↓

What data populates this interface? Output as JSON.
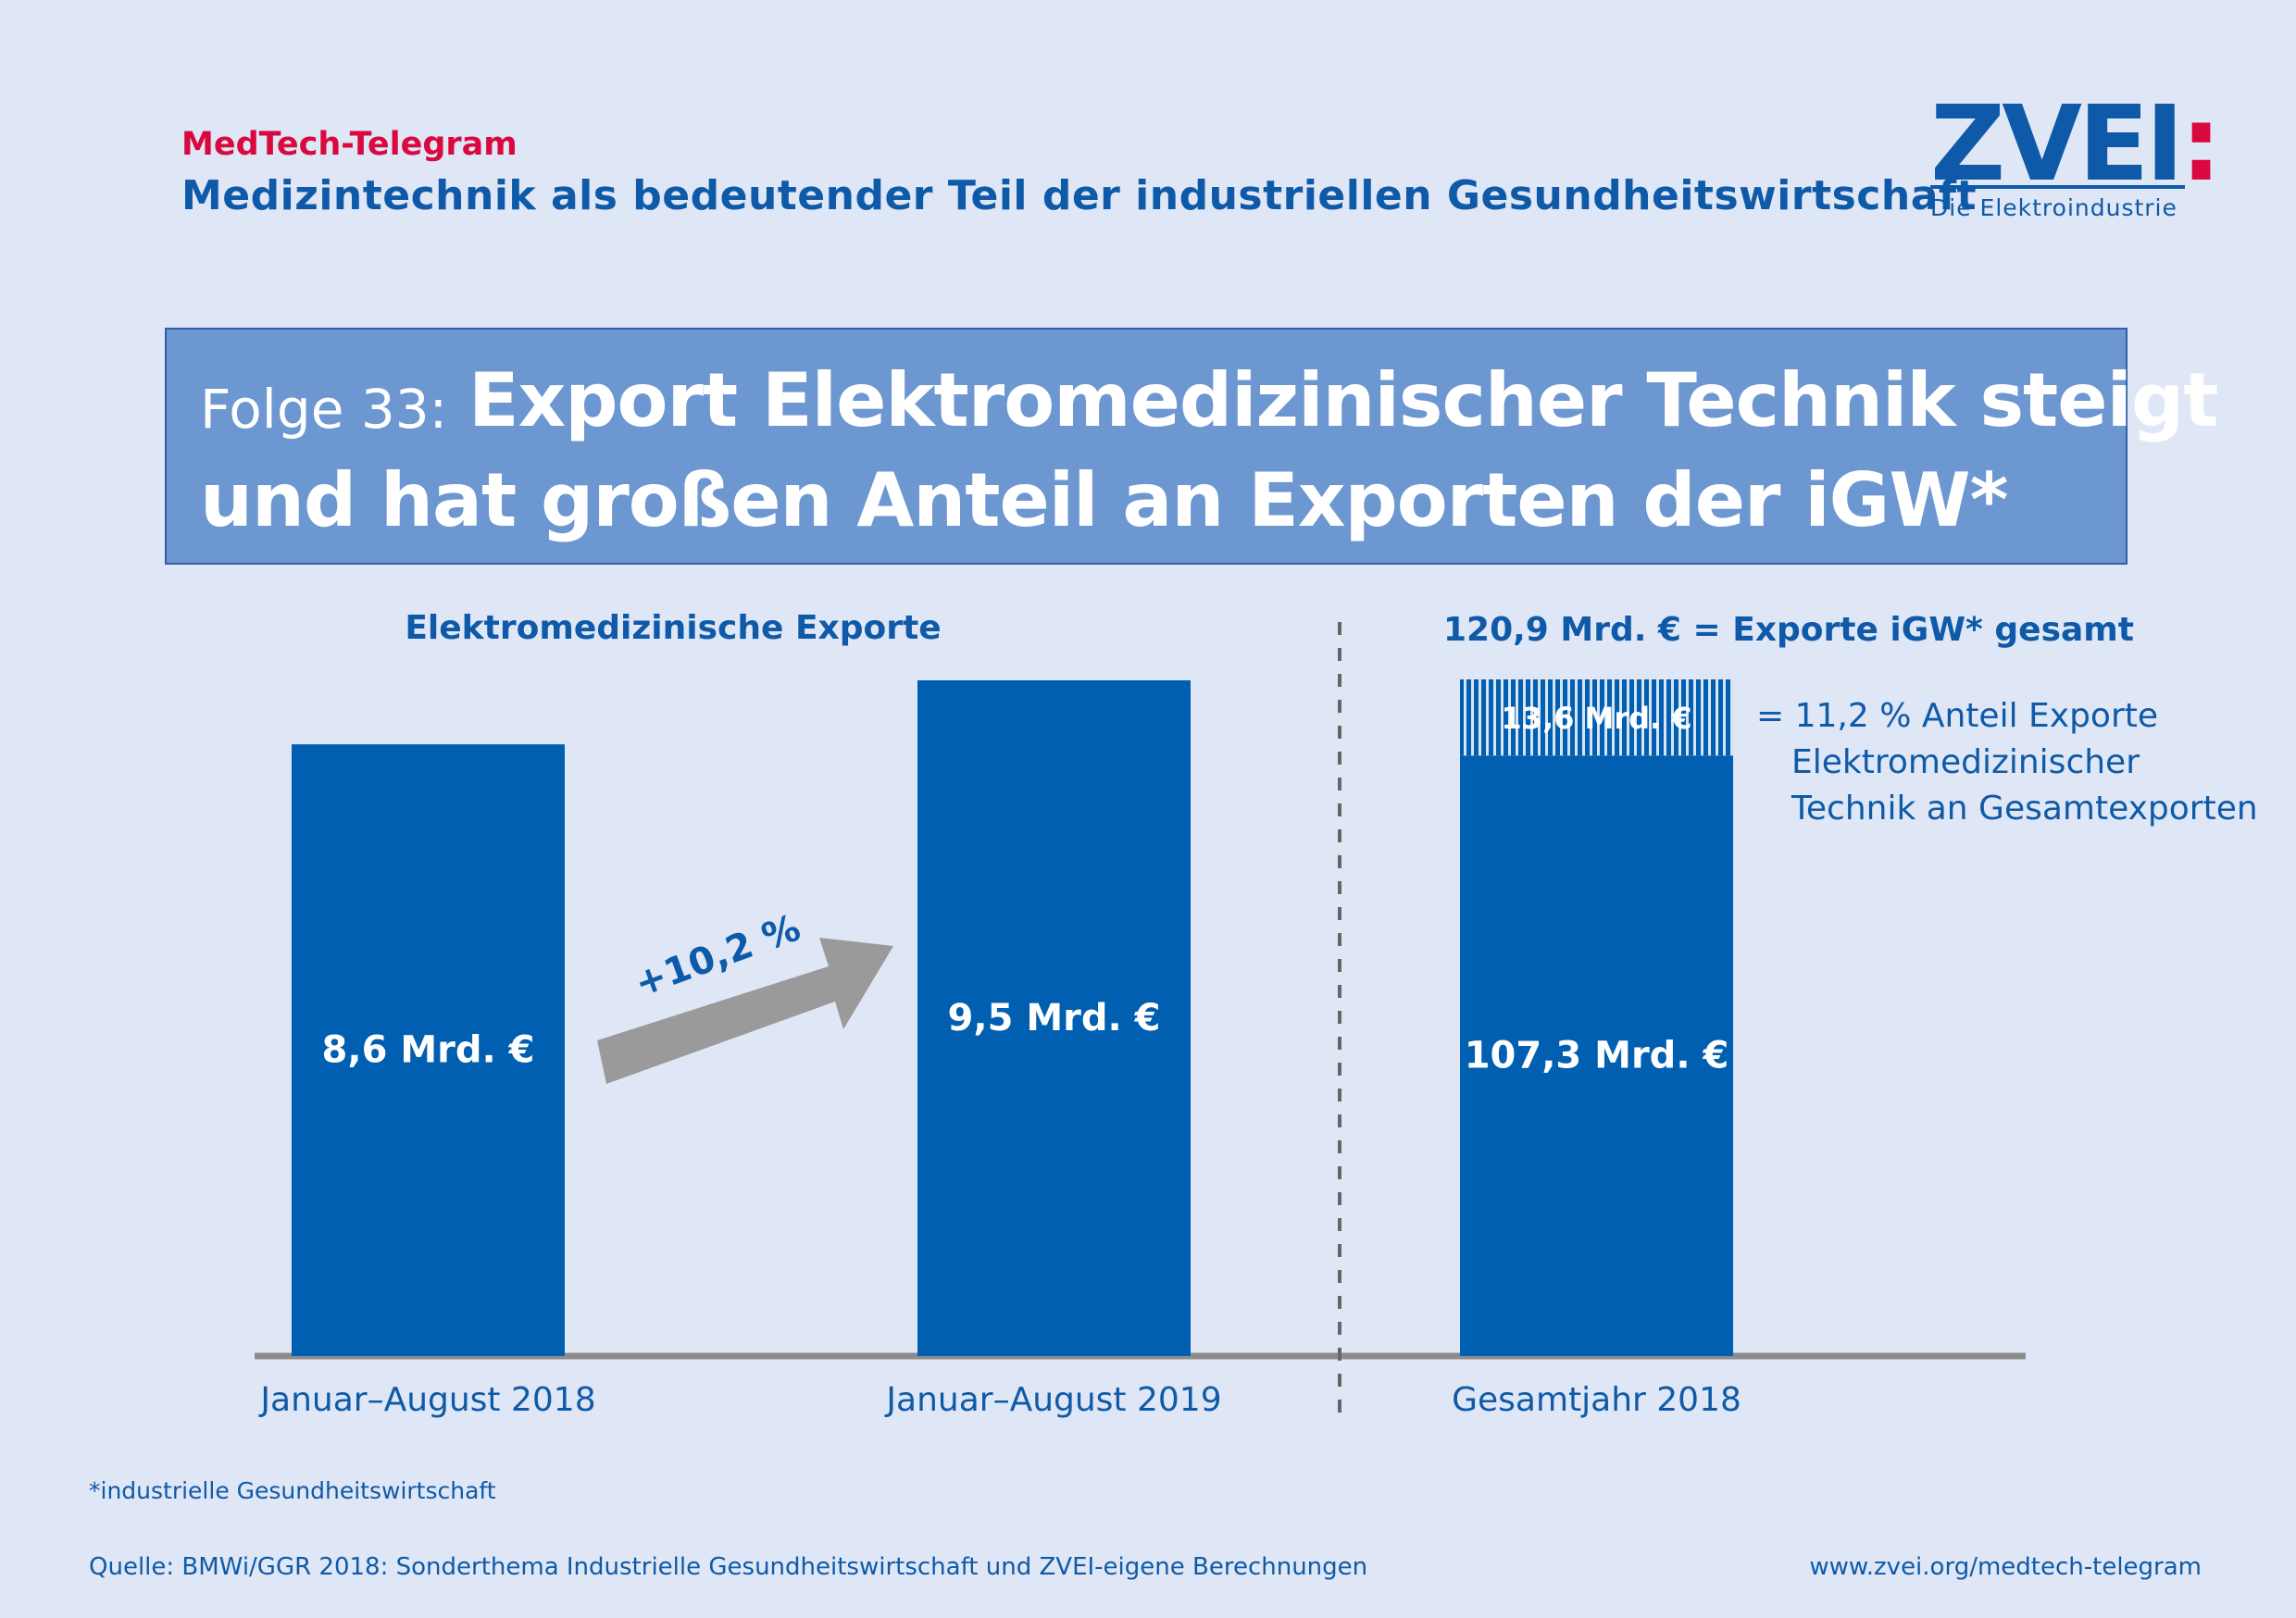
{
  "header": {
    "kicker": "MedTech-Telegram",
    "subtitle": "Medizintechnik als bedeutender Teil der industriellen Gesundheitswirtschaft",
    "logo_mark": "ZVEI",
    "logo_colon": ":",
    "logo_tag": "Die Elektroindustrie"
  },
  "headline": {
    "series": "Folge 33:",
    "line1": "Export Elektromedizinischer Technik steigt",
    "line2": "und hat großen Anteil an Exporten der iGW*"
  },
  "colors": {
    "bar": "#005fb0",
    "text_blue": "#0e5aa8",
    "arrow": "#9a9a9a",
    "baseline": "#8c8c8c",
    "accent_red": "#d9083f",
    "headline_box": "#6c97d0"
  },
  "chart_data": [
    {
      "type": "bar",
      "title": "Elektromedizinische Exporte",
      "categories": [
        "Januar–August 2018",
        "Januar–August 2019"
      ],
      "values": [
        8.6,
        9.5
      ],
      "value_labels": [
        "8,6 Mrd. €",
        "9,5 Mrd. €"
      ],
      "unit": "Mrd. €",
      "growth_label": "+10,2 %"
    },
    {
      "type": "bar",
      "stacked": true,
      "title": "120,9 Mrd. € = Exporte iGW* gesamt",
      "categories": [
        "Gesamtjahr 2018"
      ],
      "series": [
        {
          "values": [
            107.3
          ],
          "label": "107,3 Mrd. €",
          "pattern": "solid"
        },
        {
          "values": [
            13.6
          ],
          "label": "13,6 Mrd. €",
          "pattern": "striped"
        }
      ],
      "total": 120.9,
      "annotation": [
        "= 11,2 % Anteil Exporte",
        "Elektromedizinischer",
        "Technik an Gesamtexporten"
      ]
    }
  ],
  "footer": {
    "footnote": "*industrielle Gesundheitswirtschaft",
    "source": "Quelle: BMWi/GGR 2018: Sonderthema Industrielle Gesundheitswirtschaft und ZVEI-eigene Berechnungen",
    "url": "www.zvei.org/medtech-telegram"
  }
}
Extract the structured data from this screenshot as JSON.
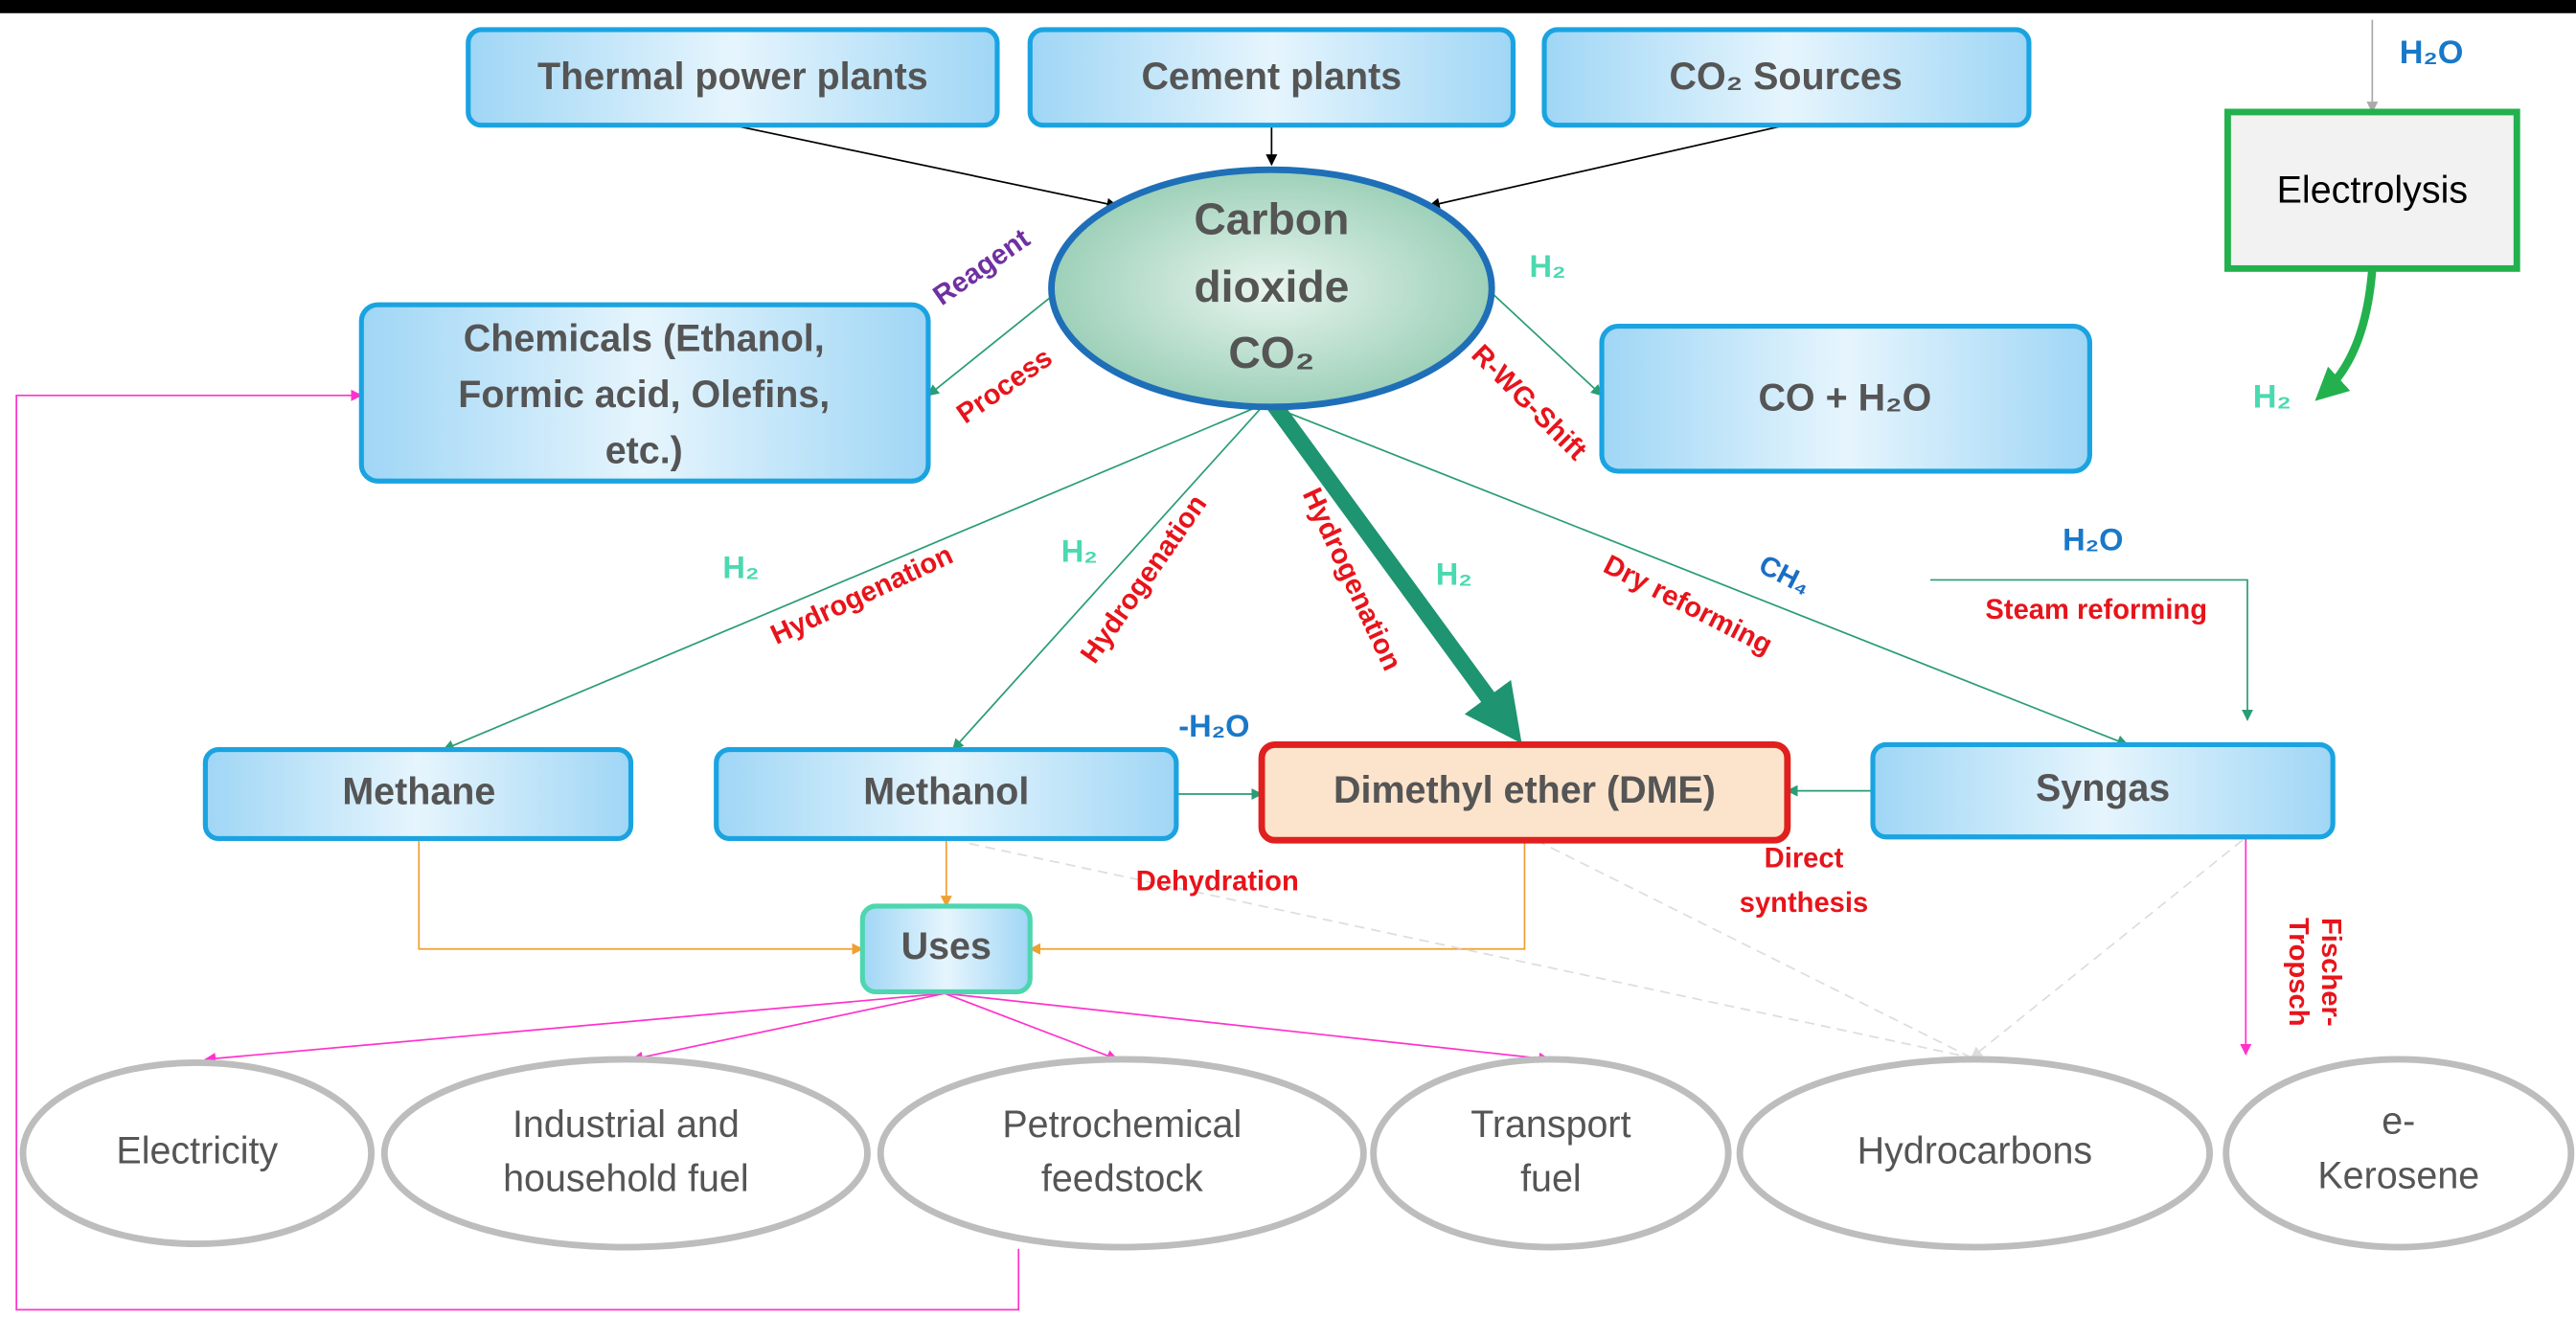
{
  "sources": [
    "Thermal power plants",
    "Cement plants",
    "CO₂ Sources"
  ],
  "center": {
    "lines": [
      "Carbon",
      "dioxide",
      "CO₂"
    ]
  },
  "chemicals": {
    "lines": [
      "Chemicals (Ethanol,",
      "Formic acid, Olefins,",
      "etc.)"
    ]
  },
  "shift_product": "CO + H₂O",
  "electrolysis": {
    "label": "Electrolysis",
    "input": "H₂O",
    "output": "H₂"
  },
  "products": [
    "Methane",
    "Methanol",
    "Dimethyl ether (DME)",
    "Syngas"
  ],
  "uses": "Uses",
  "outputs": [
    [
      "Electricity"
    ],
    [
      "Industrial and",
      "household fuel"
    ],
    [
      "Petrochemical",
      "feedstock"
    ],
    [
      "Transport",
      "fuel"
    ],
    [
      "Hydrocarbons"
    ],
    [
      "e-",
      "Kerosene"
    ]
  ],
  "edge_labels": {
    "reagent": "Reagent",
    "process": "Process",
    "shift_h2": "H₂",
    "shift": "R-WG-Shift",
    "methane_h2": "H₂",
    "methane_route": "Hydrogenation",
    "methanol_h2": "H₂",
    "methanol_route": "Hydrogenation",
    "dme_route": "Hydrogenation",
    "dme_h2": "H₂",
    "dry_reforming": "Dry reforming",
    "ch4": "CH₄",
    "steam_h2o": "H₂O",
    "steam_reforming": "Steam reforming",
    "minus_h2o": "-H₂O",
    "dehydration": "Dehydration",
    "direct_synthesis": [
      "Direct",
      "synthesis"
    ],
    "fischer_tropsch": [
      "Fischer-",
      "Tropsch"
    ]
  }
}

↑

◆ WHAT IS NEEDED ◆
Reproduce every line precisely as given, omitting all pictures.

◆ WORKED SOLUTION ◆
What data populates this interface? Output as JSON.
{
  "header": {
    "kicker": "MedTech-Telegram",
    "subtitle": "Medizintechnik als bedeutender Teil der industriellen Gesundheitswirtschaft",
    "logo_mark": "ZVEI",
    "logo_colon": ":",
    "logo_tag": "Die Elektroindustrie"
  },
  "headline": {
    "series": "Folge 33:",
    "line1": "Export Elektromedizinischer Technik steigt",
    "line2": "und hat großen Anteil an Exporten der iGW*"
  },
  "colors": {
    "bar": "#005fb0",
    "text_blue": "#0e5aa8",
    "arrow": "#9a9a9a",
    "baseline": "#8c8c8c",
    "accent_red": "#d9083f",
    "headline_box": "#6c97d0"
  },
  "chart_data": [
    {
      "type": "bar",
      "title": "Elektromedizinische Exporte",
      "categories": [
        "Januar–August 2018",
        "Januar–August 2019"
      ],
      "values": [
        8.6,
        9.5
      ],
      "value_labels": [
        "8,6 Mrd. €",
        "9,5 Mrd. €"
      ],
      "unit": "Mrd. €",
      "growth_label": "+10,2 %"
    },
    {
      "type": "bar",
      "stacked": true,
      "title": "120,9 Mrd. € = Exporte iGW* gesamt",
      "categories": [
        "Gesamtjahr 2018"
      ],
      "series": [
        {
          "values": [
            107.3
          ],
          "label": "107,3 Mrd. €",
          "pattern": "solid"
        },
        {
          "values": [
            13.6
          ],
          "label": "13,6 Mrd. €",
          "pattern": "striped"
        }
      ],
      "total": 120.9,
      "annotation": [
        "= 11,2 % Anteil Exporte",
        "Elektromedizinischer",
        "Technik an Gesamtexporten"
      ]
    }
  ],
  "footer": {
    "footnote": "*industrielle Gesundheitswirtschaft",
    "source": "Quelle: BMWi/GGR 2018: Sonderthema Industrielle Gesundheitswirtschaft und ZVEI-eigene Berechnungen",
    "url": "www.zvei.org/medtech-telegram"
  }
}
Extract the structured data from this screenshot as JSON.
{
  "sources": [
    "Thermal power plants",
    "Cement plants",
    "CO₂ Sources"
  ],
  "center": {
    "lines": [
      "Carbon",
      "dioxide",
      "CO₂"
    ]
  },
  "chemicals": {
    "lines": [
      "Chemicals (Ethanol,",
      "Formic acid, Olefins,",
      "etc.)"
    ]
  },
  "shift_product": "CO + H₂O",
  "electrolysis": {
    "label": "Electrolysis",
    "input": "H₂O",
    "output": "H₂"
  },
  "products": [
    "Methane",
    "Methanol",
    "Dimethyl ether (DME)",
    "Syngas"
  ],
  "uses": "Uses",
  "outputs": [
    [
      "Electricity"
    ],
    [
      "Industrial and",
      "household fuel"
    ],
    [
      "Petrochemical",
      "feedstock"
    ],
    [
      "Transport",
      "fuel"
    ],
    [
      "Hydrocarbons"
    ],
    [
      "e-",
      "Kerosene"
    ]
  ],
  "edge_labels": {
    "reagent": "Reagent",
    "process": "Process",
    "shift_h2": "H₂",
    "shift": "R-WG-Shift",
    "methane_h2": "H₂",
    "methane_route": "Hydrogenation",
    "methanol_h2": "H₂",
    "methanol_route": "Hydrogenation",
    "dme_route": "Hydrogenation",
    "dme_h2": "H₂",
    "dry_reforming": "Dry reforming",
    "ch4": "CH₄",
    "steam_h2o": "H₂O",
    "steam_reforming": "Steam reforming",
    "minus_h2o": "-H₂O",
    "dehydration": "Dehydration",
    "direct_synthesis": [
      "Direct",
      "synthesis"
    ],
    "fischer_tropsch": [
      "Fischer-",
      "Tropsch"
    ]
  }
}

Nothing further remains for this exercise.